───── Data records
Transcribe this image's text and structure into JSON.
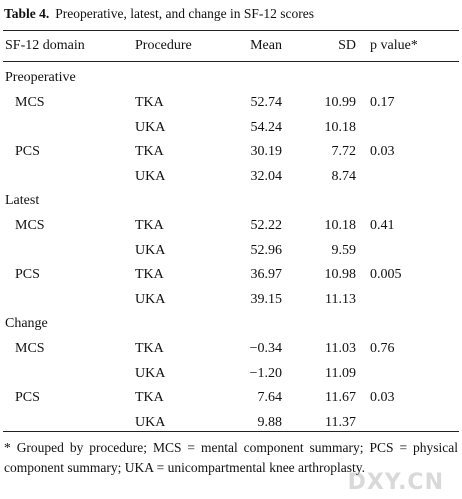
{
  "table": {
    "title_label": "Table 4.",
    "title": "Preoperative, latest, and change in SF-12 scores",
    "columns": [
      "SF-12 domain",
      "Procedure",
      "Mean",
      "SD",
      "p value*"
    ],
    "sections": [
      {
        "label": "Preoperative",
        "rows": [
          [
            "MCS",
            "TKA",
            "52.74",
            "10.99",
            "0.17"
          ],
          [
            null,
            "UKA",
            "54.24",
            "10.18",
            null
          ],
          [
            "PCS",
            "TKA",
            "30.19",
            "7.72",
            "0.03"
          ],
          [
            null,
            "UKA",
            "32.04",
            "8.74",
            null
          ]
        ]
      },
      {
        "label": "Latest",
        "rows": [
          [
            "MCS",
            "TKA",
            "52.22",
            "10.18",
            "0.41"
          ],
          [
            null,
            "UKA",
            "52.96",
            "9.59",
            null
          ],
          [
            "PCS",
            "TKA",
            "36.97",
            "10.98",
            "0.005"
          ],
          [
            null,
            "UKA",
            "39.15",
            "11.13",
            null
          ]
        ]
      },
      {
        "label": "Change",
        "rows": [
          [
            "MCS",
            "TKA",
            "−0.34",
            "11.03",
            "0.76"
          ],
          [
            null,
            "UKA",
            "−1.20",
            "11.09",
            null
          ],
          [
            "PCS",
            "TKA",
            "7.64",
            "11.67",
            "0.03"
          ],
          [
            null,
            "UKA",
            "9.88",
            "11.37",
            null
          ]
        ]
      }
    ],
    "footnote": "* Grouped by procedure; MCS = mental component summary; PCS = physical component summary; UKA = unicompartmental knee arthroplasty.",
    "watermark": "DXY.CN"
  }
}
──────────
───── Data records
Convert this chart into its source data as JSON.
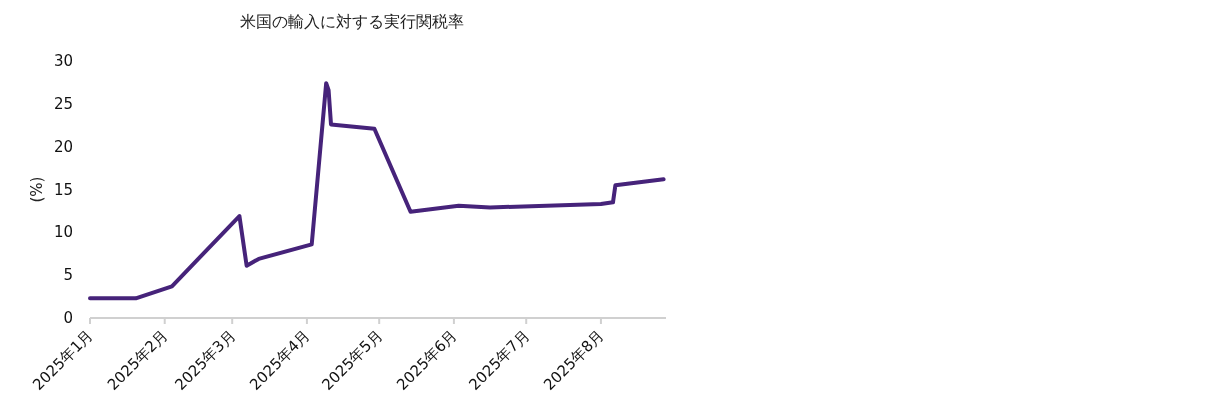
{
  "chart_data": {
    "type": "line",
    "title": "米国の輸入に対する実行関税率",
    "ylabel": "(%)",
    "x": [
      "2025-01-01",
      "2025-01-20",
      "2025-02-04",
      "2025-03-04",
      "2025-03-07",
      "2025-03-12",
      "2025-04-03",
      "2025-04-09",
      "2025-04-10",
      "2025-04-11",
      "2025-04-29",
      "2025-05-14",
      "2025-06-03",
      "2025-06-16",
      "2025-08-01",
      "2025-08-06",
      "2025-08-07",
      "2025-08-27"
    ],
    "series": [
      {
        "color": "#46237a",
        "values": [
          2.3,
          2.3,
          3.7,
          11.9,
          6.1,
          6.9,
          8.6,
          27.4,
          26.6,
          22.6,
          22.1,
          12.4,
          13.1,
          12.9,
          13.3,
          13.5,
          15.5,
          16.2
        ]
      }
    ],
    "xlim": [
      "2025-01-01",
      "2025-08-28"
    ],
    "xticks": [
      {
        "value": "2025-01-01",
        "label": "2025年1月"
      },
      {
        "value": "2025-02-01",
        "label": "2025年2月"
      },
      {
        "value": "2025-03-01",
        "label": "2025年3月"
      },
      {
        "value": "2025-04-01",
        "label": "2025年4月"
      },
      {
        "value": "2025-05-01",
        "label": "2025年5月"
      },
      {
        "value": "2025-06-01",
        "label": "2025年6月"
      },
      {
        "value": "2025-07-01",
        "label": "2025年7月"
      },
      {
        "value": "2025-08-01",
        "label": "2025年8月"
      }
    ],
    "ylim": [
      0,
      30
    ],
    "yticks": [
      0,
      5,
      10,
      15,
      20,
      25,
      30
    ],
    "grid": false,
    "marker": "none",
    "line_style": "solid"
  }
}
──────────
● **Do this**: Search the records for the word "JSON". Copy every line that has it.

● **Task result**:
Transcribe this image's text and structure into JSON.
Convert this chart into its source data as JSON.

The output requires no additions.